### PROBLEM DETAILS
Tally how many lines include "найден". The number is the whole answer.

### EXERCISE INPUT
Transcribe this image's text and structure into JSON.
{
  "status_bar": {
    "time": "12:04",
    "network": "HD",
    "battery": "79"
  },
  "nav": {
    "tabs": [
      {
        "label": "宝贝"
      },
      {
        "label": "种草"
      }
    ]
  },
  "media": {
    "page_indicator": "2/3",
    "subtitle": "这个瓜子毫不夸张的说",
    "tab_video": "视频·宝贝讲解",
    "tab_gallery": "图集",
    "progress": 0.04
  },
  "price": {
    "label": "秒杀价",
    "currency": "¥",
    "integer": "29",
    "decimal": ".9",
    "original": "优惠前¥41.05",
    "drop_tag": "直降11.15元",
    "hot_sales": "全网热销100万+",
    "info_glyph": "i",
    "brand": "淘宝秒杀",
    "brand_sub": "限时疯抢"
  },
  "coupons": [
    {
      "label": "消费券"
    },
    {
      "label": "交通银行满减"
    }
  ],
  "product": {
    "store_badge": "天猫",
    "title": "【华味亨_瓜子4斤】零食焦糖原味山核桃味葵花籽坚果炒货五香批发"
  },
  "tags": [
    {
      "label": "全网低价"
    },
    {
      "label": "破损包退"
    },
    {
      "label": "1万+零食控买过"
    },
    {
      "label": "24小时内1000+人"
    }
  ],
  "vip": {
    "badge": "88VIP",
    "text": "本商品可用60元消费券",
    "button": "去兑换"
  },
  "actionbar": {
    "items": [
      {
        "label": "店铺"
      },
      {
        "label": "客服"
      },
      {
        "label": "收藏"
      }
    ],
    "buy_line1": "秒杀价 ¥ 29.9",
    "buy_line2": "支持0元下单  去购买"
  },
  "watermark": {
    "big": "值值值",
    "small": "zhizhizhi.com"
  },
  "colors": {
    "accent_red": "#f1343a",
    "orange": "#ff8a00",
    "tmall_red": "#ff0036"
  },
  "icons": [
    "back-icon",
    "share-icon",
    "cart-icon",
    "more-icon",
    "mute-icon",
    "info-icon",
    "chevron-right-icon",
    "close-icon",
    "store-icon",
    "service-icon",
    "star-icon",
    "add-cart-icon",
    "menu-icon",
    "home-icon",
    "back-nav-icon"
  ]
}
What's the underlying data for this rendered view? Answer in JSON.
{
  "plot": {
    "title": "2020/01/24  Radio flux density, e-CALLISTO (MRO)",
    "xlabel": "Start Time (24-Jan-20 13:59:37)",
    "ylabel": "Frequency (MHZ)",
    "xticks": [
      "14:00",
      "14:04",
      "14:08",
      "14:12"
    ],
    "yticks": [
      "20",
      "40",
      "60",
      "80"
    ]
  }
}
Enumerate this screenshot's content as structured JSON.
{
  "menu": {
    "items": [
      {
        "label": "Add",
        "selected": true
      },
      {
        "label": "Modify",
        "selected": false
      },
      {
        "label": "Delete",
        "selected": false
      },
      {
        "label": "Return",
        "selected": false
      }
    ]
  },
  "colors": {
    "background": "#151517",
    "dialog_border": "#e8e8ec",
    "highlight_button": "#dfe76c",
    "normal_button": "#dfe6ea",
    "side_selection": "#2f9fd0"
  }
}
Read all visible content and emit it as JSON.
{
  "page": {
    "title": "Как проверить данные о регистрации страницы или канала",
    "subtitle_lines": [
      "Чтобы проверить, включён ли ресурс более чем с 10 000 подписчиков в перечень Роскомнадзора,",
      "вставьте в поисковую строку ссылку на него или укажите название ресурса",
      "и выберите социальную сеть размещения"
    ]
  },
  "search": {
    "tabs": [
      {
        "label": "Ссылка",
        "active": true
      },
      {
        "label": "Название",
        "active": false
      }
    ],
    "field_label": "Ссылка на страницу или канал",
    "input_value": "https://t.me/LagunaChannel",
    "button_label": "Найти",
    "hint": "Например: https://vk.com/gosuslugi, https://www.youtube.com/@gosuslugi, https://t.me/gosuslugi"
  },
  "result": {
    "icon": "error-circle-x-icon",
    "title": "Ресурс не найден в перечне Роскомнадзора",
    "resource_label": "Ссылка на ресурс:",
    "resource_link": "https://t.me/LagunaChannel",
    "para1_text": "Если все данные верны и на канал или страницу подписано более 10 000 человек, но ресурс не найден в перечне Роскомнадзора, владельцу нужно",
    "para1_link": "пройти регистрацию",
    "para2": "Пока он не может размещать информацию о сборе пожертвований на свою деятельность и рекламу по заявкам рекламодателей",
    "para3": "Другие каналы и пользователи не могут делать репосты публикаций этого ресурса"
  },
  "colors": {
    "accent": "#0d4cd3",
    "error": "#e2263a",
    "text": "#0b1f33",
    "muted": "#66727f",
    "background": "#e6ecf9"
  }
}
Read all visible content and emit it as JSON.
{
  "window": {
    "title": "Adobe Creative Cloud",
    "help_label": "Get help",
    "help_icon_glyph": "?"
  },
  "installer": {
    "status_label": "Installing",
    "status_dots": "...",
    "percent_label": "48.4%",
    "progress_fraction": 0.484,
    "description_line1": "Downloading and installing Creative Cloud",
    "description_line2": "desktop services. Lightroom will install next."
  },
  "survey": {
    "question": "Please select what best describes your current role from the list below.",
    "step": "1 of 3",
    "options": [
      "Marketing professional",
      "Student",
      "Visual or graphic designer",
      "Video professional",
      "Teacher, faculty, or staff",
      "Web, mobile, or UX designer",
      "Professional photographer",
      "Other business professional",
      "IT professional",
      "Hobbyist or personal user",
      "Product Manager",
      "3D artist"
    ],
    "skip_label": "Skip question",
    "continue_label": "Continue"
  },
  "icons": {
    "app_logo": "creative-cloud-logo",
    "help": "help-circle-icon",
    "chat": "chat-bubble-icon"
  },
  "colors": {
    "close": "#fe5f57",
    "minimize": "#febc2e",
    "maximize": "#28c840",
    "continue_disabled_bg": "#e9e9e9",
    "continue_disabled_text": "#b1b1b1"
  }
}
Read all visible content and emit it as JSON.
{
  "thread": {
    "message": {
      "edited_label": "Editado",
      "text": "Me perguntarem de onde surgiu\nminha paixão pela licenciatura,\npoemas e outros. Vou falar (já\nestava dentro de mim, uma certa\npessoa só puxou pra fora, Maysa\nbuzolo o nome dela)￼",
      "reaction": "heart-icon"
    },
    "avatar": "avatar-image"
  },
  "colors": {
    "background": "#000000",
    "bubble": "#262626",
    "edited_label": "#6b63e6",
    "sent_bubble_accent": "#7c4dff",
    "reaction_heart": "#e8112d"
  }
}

### CORRECT RESPONSE
2